- **Required work**:
Provide only the number of lines in the listing that contain the string "this".

┄┄┄┄┄┄┄┄┄┄

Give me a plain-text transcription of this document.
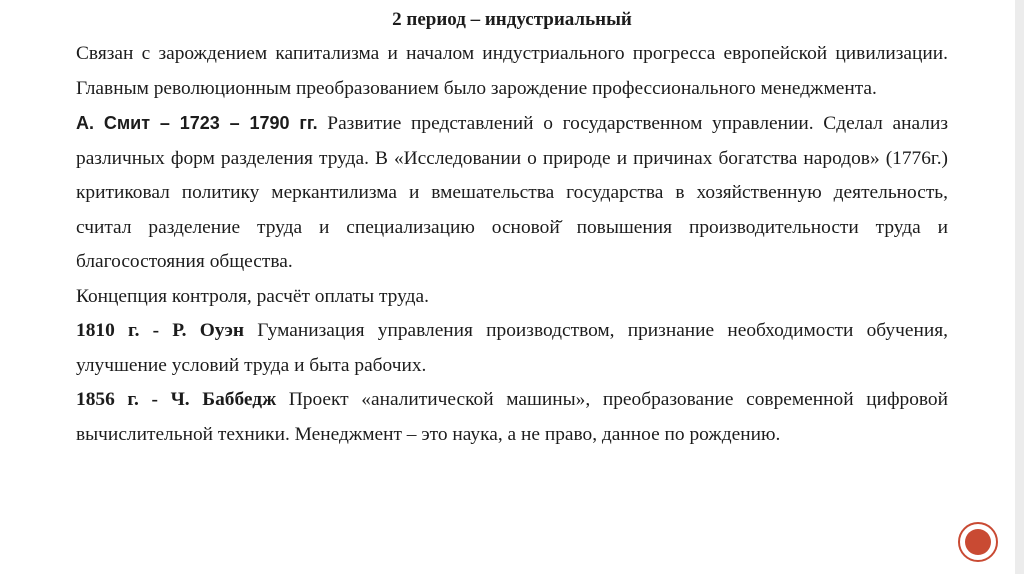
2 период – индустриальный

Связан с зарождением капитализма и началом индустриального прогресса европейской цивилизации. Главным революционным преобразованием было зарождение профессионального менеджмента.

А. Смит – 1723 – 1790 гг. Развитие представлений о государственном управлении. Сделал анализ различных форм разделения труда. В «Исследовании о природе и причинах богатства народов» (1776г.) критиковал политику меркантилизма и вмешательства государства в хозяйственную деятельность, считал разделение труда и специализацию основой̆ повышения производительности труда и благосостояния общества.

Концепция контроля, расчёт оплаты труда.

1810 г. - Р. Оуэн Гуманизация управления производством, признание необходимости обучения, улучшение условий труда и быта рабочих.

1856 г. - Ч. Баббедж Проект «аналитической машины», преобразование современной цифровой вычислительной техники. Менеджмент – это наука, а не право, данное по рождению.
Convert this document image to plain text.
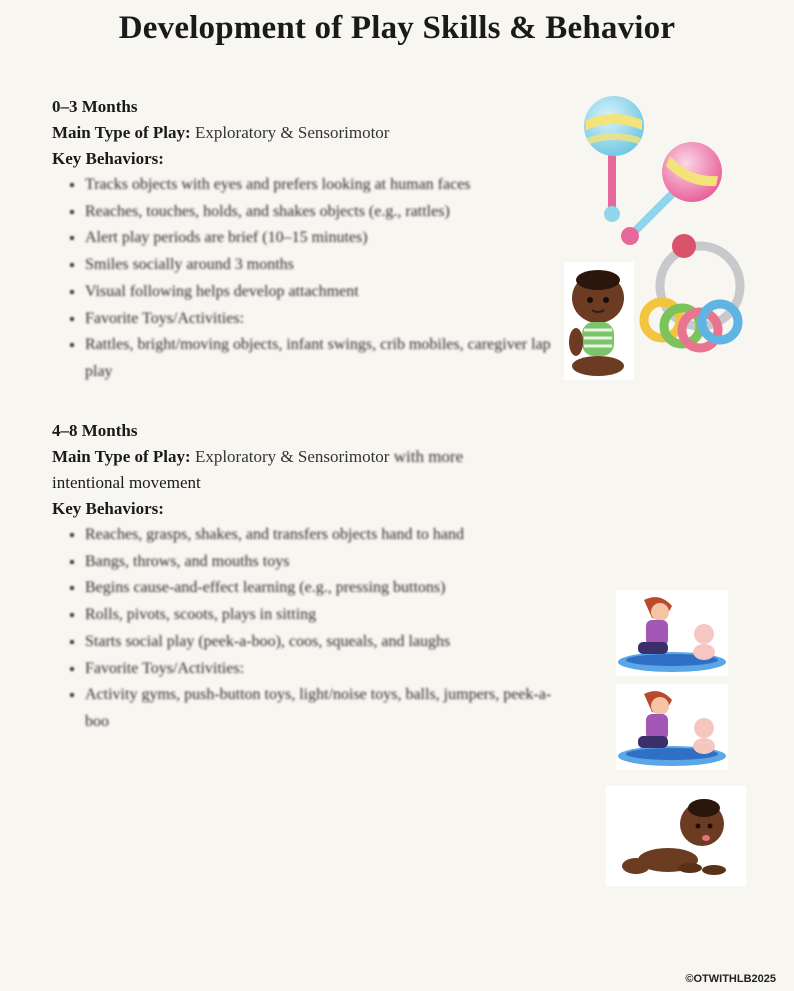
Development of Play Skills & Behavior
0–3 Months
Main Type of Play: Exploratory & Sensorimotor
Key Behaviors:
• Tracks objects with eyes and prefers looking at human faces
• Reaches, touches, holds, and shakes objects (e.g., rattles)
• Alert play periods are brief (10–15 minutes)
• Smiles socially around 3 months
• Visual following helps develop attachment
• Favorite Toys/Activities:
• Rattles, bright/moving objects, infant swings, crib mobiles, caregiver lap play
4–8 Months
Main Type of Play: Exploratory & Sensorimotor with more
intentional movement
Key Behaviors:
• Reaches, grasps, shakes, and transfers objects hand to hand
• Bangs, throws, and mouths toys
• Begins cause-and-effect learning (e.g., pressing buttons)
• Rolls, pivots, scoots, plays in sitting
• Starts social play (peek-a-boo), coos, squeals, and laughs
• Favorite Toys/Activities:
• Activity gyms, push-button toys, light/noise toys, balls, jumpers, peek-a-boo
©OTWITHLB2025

┄┄┄┄┄┄┄┄┄┄

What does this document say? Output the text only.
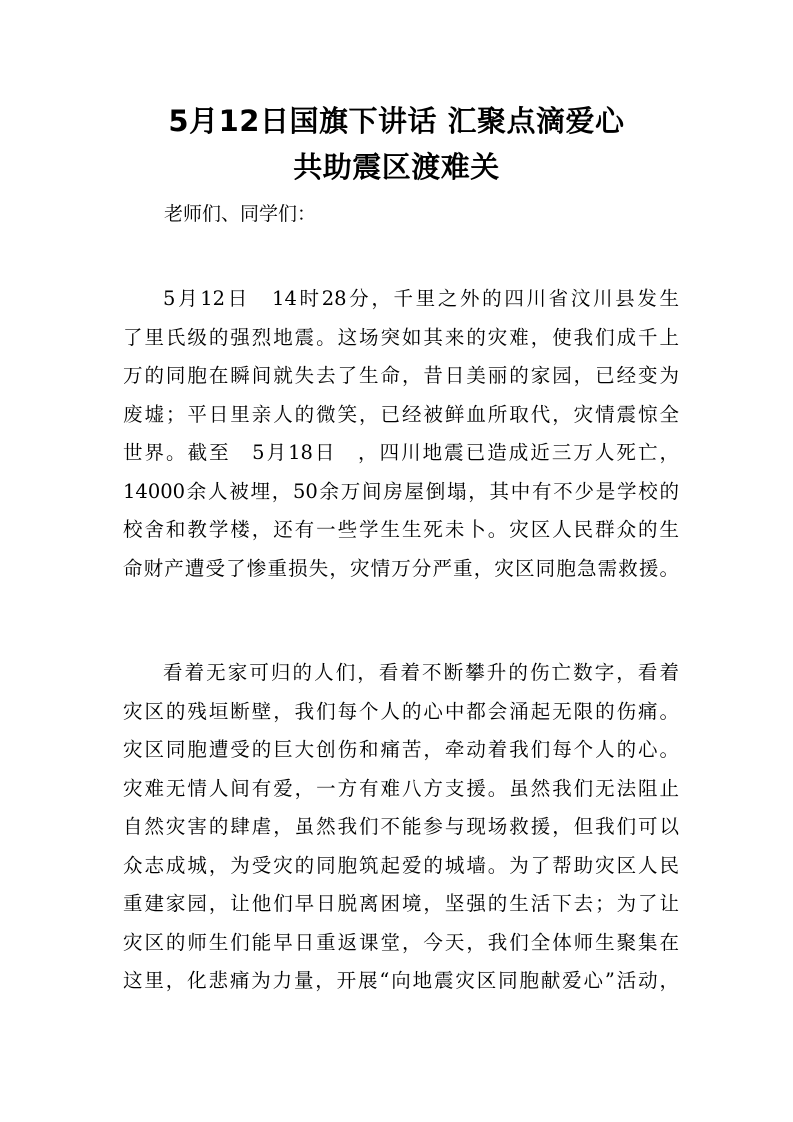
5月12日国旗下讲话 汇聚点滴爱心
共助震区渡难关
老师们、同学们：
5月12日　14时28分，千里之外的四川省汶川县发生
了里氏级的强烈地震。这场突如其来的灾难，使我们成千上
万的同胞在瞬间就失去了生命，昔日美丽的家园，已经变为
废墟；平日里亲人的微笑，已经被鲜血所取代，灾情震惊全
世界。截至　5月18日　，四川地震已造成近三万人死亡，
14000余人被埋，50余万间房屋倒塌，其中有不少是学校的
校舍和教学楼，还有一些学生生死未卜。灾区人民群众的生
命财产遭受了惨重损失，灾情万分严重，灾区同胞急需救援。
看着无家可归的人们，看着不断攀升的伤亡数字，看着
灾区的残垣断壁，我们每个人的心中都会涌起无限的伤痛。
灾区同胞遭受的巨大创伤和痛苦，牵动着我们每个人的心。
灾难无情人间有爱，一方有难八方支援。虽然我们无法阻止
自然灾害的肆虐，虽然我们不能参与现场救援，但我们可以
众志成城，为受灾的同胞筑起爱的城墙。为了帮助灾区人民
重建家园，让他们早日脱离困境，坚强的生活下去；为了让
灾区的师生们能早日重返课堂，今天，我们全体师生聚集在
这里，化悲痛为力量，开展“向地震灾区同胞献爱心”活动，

┄┄┄┄┄┄┄┄┄┄

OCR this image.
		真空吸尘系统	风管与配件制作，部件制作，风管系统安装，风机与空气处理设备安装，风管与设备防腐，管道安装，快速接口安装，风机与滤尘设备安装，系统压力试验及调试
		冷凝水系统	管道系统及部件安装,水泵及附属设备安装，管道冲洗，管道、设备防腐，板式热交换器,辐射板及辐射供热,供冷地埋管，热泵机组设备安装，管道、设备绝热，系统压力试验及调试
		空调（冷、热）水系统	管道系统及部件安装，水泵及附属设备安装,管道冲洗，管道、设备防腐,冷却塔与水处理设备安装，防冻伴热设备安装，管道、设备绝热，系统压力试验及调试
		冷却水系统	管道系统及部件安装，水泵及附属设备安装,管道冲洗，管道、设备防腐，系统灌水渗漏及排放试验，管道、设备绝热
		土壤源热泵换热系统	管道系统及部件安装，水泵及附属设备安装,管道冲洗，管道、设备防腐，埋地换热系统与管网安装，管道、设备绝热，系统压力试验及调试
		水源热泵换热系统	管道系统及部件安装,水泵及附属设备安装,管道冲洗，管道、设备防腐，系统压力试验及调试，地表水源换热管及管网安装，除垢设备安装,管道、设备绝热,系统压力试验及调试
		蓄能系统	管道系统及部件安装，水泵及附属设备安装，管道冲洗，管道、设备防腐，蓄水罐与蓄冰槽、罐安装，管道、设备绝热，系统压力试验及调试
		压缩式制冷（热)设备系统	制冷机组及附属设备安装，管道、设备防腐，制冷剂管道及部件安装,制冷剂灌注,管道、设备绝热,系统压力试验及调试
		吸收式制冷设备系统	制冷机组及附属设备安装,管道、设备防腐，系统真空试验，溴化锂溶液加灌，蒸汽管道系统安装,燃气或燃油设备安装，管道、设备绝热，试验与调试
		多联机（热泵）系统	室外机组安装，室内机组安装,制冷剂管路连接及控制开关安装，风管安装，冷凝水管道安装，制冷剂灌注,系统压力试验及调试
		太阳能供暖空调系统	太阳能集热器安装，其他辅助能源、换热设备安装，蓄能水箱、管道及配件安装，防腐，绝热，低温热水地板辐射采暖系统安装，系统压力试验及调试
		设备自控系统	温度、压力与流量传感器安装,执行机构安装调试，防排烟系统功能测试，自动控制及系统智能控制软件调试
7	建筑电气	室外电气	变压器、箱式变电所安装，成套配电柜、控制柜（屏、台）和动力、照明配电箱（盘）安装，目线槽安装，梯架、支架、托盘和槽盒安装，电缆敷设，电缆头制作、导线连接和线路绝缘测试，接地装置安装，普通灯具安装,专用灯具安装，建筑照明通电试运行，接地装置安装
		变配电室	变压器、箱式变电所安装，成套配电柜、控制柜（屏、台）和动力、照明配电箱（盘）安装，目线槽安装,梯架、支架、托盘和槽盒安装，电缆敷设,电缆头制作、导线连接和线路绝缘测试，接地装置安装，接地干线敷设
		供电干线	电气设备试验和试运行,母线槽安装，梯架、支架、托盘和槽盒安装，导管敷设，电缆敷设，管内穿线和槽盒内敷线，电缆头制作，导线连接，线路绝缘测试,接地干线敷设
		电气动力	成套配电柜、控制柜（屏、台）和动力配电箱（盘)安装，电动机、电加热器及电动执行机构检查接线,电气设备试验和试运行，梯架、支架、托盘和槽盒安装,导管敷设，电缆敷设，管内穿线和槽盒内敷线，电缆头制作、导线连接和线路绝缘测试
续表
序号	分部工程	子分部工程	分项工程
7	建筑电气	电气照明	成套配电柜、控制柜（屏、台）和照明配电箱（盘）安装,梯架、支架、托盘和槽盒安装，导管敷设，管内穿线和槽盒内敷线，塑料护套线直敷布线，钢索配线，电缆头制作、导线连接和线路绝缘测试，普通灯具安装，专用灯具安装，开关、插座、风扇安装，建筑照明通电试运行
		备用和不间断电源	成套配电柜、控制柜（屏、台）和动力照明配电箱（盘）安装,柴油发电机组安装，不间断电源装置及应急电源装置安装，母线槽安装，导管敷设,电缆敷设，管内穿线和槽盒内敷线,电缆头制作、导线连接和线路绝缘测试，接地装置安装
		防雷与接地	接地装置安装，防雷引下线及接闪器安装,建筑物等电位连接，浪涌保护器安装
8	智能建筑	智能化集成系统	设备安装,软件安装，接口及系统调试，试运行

┄┄┄┄┄┄┄┄┄┄

- **Exercise result**:
4